United States Bankruptcy Court, Eastern District of Michigan
May 17, 2022
640 B.R. 131 (Bankr. E.D. Mich. 2022)

Opinion

Case No. 17-57711

2022-05-17

IN RE: Daniel M. CHARLESTON, and Tyiesha I. Charleston, Debtors.

Wendy Turner Lewis, Detroit, Michigan, Chapter 7 Trustee. Robert A. Peurach, Alpharetta, Georgia, Attorney for Chapter 7 Trustee, Dakmak Peurach P.C., and Bernardi, Ronayne & Glusac, P.C. Rodney M. Glusac, Plymouth, Michigan, Attorney for Chapter 7 Trustee, and Bernardi, Ronayne & Glusac, P.C.


Wendy Turner Lewis, Detroit, Michigan, Chapter 7 Trustee.

Robert A. Peurach, Alpharetta, Georgia, Attorney for Chapter 7 Trustee, Dakmak Peurach P.C., and Bernardi, Ronayne & Glusac, P.C.

Rodney M. Glusac, Plymouth, Michigan, Attorney for Chapter 7 Trustee, and Bernardi, Ronayne & Glusac, P.C.

OPINION AND ORDER REGARDING FEE APPLICATIONS

Thomas J. Tucker, United States Bankruptcy Judge

I. Introduction

This case is before the Court on the following fee applications:

1. The fee application of Dakmak Peurach, P.C., former attorneys for the Chapter 7 Trustee, filed on January 27, 2022, entitled "First and Final Fee Application for Allowance of Compensation for Attorneys for the Trustee for the Period of Time from March 5, 2018 Through July 17, 2019," (Docket # 90), seeking fees in the voluntarily-reduced amount of $19,350.00 and expenses in the amount of $72.77;

2. The fee application of the successor attorneys for the Chapter 7 Trustee, filed on January 27, 2022, entitled "Final Application of Bernardi, Ronayne & Glusac, P.C., For Award of Fees and Reimbursement of Expenses As Attorneys for Trustee" (Docket # 91), seeking fees in the voluntarily-reduced amount of $3,450.00, and expenses in the amount of $16.83; and

3. The fee application of the Chapter 7 Trustee, filed on January 30, 2022, in the document entitled "Trustee Application for Final Compensation

and Reimbursement of Expenses" (Docket # 92), seeking fees in the amount of $4,763.43 and expenses in the amount of $75.00.

(The fee applicants listed above are referred to below as the "Applicants.")

No timely objections to the fee applications were filed. But the Court concluded that a hearing was necessary. The Court stated the following in the Order setting the hearing:

The Court notes that the two requested attorney fees plus the Trustee fee requested total $27,563.43, plus reimbursement of expenses. By comparison, it appears from the Trustee's final report and the Trustee's fee application that the Applicants’ efforts benefitted the estate, at most, in the amount of $40,134.33 (the total receipts listed on the Trustee's final report, and the "net estate" amount stated in ¶ 4 of the Trustee's fee application). Based on these numbers, the fees requested by the Applicants, if approved, would amount to 68.7% of the amount collected with the assistance of Applicants’ services.

*Data shown:*

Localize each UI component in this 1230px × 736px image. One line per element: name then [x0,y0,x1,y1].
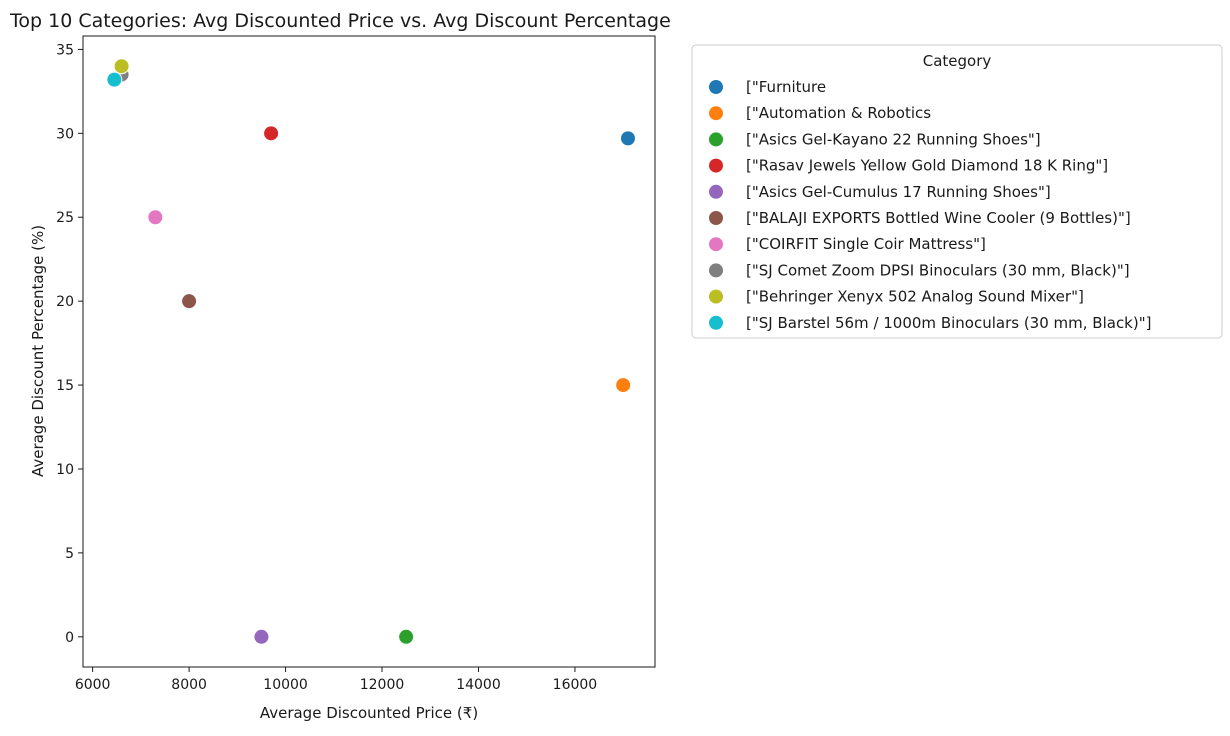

*Problems:*
#1 Return the stretch of the bankruptcy fee opinion from "(The fee applicants" through "of Applicants’ services.", word for word.
#2 Please restate the paragraph of the bankruptcy fee opinion that begins "1. The fee application of Dakmak Peurach" as a short list that keeps its main facts.
#3 Write what comes next in the bankruptcy fee opinion, starting after its last sentence about the 68.7% figure.
The lines have no connection to the bankruptcy fee opinion.

*Exercise responses:*
#1
(The fee applicants listed above are referred to below as the "Applicants.")

No timely objections to the fee applications were filed. But the Court concluded that a hearing was necessary. The Court stated the following in the Order setting the hearing:

The Court notes that the two requested attorney fees plus the Trustee fee requested total $27,563.43, plus reimbursement of expenses. By comparison, it appears from the Trustee's final report and the Trustee's fee application that the Applicants’ efforts benefitted the estate, at most, in the amount of $40,134.33 (the total receipts listed on the Trustee's final report, and the "net estate" amount stated in ¶ 4 of the Trustee's fee application). Based on these numbers, the fees requested by the Applicants, if approved, would amount to 68.7% of the amount collected with the assistance of Applicants’ services.

#2
- Applicant: Dakmak Peurach, P.C., former attorneys for the Chapter 7 Trustee
- Filed: January 27, 2022 (Docket # 90)
- Title: "First and Final Fee Application for Allowance of Compensation for Attorneys for the Trustee for the Period of Time from March 5, 2018 Through July 17, 2019"
- Fees sought: $19,350.00, a voluntarily reduced amount
- Expenses sought: $72.77

#3
The Court notes that the proposed distribution in the Trustee's final report, and paragraph 4 of the Trustee's fee application (Docket # 92), do not appear to include all of the estate assets or all of the attorney fees in this case. They do not include all of the gross settlement amount from the products liability claim that was approved by the Court's Order filed August 23, 2021 (Docket # 82), which was a total of $98,807.55. That total amount, minus the Debtor Tyiesha Charleston's allowed and paid exemption of $15,000.00, equals $83,807.55. That appears to be the correct amount of the realized assets of the estate in this bankruptcy case. The proposed distribution in the Trustee's final report also does not list the attorney fees approved and paid to the special counsel who represented the Trustee in the products liability case that was settled. The fee application filed by Bernardi, Ronayne & Glusac, P.C. (Docket # 91) states, in paragraph 4(c), that those special counsel fees were "[a]pproximately $50,500.00." Actually, the fees allowed and paid to special counsel total $34,582.64, according to the numbers in Exhibit C to the settlement motion filed at Docket # 80 (at pdf page 26 of 26) (public access restricted). Adding the special counsel fees already paid ($34,582.64) to the total of the fees now requested by the Applicants ($27,562.43) would equal total fees of $62,145.07. That total fee amount would equal 74.2% of the total estate assets of $83,807.55.

The purpose of the hearing is to determine whether the requested fee amounts should be reduced, given the amount of the benefit to the estate in this case. See, e.g., In re Randle , [637 B.R. 7 (Bankr. E.D. Mich. 2022) ]; In re Meda , 634 B.R. 946 (Bankr. E.D. Mich. 2021) ; In re The Village Apothecary, Inc. , 626 B.R. 893 (Bankr. E.D. Mich. 2021), aff'd ., 2:21-cv-10892, 2021 WL 2102598 (E.D. Mich. May 25, 2021) ; In re Allied Computer Repair, Inc ., 202 B.R. 877, 887-89 (Bankr. W.D. Ky. 1996) ; 11 U.S.C. §§ 330(a)(2), 330(a)(3)(C), 330(a)(3)(D), 330(a)(3)(F), 330(a)(4)(A)(ii).

"Order Setting Hearing on Fee Applications" (Docket # 96) (the "Order Setting Hearing") (footnotes omitted).

The Court held the hearing, by telephone, on April 20, 2022. The lead attorney for the Chapter 7 Trustee appeared at the hearing, representing all of the Applicants. At the end of the hearing, the Court took the fee applications under advisement.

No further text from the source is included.